━━━ 练习短文

小麦PPDK基因耐盐分子机制解析及耐盐优异变异筛选

There is mounting evidence that metabolic reprogramming is critical for the survival of organisms exposed to stressed environments. Microbes may escape the effects of stress by re-engineering metabolic networks mediated by pyruvate, orthophosphate dikinase (PPDK). Many types of stress induce PPDK protein in plants, while its molecular mechanism is not fully understood. The study of PPDK enhancing salt tlerance in wheat is still a blank. Our previous results clearly indicated that wheat TaPPDK is involved in responding to high salinity stress. Overexpression of TaPPDK gene in Arabidopsis thaliana and soybean hair roots enhances salinity tolerance. In this study, we will further clearify the salinity stress inffluence on the expression and activity of PPDK, by western blot and analyzing the posttranslation modification of wheat PPDK. To investigate the role of PPDK in salinity tolerance, we will use three approaches. First, we will analyze microarray data to investigate pathways within which PPDK may function during salt stress. Second, we will perform metabolic fingerprinting after feeding 13C-labelled pyruvate, the substrate of PPDK, to leaves and roots under salt stress to determine how it is metabolized. Third, we will generate A. thaliana in which the TaPPDK gene was over-expressed. By association analysis of TaPPDK allelic variations with salt tolerance in wheat accessions, we will identify the salt tolerant haplotype. The results and achievements will provide the gene associated with salt tolerance with great potential for wheat improvement and the theoretically basis for deciphering the salt tolerance mechanism of the candidate gene.

━━━━━━
━━━ 数据摘录

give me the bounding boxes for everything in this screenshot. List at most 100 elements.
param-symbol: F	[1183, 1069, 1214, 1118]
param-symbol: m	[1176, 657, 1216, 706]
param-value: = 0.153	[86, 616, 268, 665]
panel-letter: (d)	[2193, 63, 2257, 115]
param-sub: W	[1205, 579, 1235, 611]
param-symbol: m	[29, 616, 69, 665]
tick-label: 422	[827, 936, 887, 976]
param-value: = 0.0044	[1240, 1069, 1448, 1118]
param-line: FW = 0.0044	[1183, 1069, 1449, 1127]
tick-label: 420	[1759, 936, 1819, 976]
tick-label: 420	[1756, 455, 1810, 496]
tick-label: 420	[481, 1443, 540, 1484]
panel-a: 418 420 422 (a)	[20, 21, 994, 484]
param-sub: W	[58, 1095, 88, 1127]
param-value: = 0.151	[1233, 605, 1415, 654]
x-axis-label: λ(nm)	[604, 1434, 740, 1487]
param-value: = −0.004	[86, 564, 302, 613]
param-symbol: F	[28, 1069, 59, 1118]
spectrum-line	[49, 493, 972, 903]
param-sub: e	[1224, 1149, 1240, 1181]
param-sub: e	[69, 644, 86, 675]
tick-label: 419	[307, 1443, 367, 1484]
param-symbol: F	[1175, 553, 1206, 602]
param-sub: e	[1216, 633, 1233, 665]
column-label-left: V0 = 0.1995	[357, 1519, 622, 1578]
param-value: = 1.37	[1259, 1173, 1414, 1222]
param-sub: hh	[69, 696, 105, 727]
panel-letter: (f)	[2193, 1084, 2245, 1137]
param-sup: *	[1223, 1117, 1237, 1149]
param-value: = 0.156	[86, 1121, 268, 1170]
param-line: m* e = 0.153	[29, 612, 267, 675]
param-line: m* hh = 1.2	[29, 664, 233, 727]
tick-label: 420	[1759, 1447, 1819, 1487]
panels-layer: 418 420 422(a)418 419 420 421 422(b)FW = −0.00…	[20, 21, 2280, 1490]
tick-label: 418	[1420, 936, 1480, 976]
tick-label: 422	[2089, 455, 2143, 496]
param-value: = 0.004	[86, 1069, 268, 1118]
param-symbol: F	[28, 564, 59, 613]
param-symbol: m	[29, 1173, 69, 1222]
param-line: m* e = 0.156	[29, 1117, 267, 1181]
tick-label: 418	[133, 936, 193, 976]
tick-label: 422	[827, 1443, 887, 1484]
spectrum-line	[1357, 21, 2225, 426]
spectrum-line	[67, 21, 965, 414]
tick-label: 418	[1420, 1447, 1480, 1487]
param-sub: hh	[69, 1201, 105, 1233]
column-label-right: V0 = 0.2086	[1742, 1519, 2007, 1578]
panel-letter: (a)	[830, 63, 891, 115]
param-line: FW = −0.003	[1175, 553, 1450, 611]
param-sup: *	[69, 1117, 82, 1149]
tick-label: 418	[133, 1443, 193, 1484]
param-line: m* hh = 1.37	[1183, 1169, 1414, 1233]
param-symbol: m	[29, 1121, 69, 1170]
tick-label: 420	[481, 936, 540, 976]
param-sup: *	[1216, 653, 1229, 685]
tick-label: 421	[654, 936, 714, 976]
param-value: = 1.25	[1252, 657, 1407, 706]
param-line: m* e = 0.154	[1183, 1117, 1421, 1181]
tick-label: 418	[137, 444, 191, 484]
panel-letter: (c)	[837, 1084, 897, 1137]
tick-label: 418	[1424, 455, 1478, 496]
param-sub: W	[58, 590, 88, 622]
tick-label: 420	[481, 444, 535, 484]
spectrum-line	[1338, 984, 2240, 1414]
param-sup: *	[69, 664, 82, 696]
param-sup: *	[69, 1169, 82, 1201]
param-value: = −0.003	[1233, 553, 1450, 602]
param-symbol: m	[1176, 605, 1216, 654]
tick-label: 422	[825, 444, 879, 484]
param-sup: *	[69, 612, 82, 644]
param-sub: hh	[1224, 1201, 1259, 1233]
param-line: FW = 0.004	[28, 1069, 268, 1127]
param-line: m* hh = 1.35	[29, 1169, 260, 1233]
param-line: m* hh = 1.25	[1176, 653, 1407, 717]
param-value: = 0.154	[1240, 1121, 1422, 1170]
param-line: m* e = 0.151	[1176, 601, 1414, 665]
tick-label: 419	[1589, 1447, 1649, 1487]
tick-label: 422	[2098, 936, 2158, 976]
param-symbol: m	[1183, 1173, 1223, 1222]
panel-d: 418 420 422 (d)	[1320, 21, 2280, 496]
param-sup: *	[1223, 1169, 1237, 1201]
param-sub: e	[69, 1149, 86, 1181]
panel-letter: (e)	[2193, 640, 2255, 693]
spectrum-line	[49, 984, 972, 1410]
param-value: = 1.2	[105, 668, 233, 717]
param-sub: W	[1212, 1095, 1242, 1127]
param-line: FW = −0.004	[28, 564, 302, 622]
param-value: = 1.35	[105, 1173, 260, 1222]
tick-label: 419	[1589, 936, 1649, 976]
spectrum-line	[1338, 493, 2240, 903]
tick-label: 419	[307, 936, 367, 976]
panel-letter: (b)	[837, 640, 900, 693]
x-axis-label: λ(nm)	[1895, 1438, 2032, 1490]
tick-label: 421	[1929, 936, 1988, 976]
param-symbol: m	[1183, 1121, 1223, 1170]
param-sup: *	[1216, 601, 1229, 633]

━━━━━━

◆ **练习要求**:
• A. 根据练习短文回答：
(i) 在哪些材料中过表达TaPPDK基因增强了耐盐性？
(ii) 在代谢指纹分析中，给叶和根饲喂的是什么物质？
(iii) 耐盐单倍型要通过什么分析来鉴定？
• B. 按照练习短文的说法，研究中为什么要在盐胁迫下给叶和根饲喂13C标记的丙酮酸？
• C. 从练习短文最后一句之后接着续写这篇关于小麦PPDK耐盐研究的摘要。
这些记录与本练习无关。

◆ **参考答案**:
• A.
(i) 拟南芥和大豆毛状根。
(ii) 13C标记的丙酮酸。
(iii) 对小麦种质中TaPPDK等位变异与耐盐性的关联分析。

• B. 丙酮酸是PPDK的底物。饲喂标记的丙酮酸后做代谢指纹分析，可以确定它在盐胁迫下如何被代谢，从而了解PPDK在耐盐中的作用。

• C.
越来越多的证据证明生物在应对逆境胁迫过程中会通过重建代谢网络来维持生存。丙酮酸磷酸双激酶PPDK参与的代谢网络重建在细菌应对逆境过程中发挥重要作用。但PPDK在植物抵御逆境中发挥作用的分子机制尚不清楚，在小麦中的相关研究更是空白。前期工作已经证明小麦PPDK基因在拟南芥及大豆发状根中过表达显著提高转基因植物耐盐性。本项目拟在进一步明确盐胁迫条件下PPDK变化规律的基础上，通过盐胁迫下小麦转录组数据分析，筛选与TaPPDK协同变化的基因，预测PPDK参与的代谢途径；再通过13C标记PPDK反应底物丙酮酸的同位素示踪技术、转TaPPDK基因耐盐拟南芥生理生化参数分析，确定盐胁迫下PPDK参与的物质代谢过程，解析TaPPDK耐盐分子机制。并分析TaPPDK基因在小麦种质资源中的自然变异与资源耐盐性的关系，筛选TaPPDK基因耐盐优异等位变异，为小麦耐盐遗传育种提供重要的候选基因及功能基因信息。

我国土壤盐碱化日益严重，对我国的粮食安全造成了严重威胁。丙酮酸磷酸双激酶PPDK在植物抵御逆境胁迫中发挥重要作用，但其耐盐分子机制尚不清楚，在小麦中的相关研究更是空白。我们研究发现小麦TaPPDK基因受盐胁迫诱导表达，且在拟南芥及大豆发状根中过表达显著提高转基因植物耐盐性。通过13C标记PPDK反应底物丙酮酸的同位素示踪技术、盐胁迫下小麦转录组数据分析以及转TaPPDK基因耐盐拟南芥生理生化参数分析，发现盐胁迫下PPDK在产生转运氨基酸谷氨酰胺的途径中起作用，编码PPDK代谢途径中相关酶类的基因在盐胁迫下上调表达，与TaPPDK表达变化成正相关性，且TaPPDK过表达转基因拟南芥的氮含量高于对照而过氧化物含量低于对照，故推测谷氨酸及谷氨酰胺可能通过参与氧化胁迫及氮代谢过程应答植物高盐胁迫。另外，通过分析TaPPDK基因在小麦种质资源中的自然变异与资源耐盐性的关系，在TaPPDK基因启动子区筛选到1种耐盐优异等位变异，且在小麦育种进程中得到人工选择的筛选作用。研究结果将为小麦耐盐遗传育种提供重要的候选基因及功能基因信息。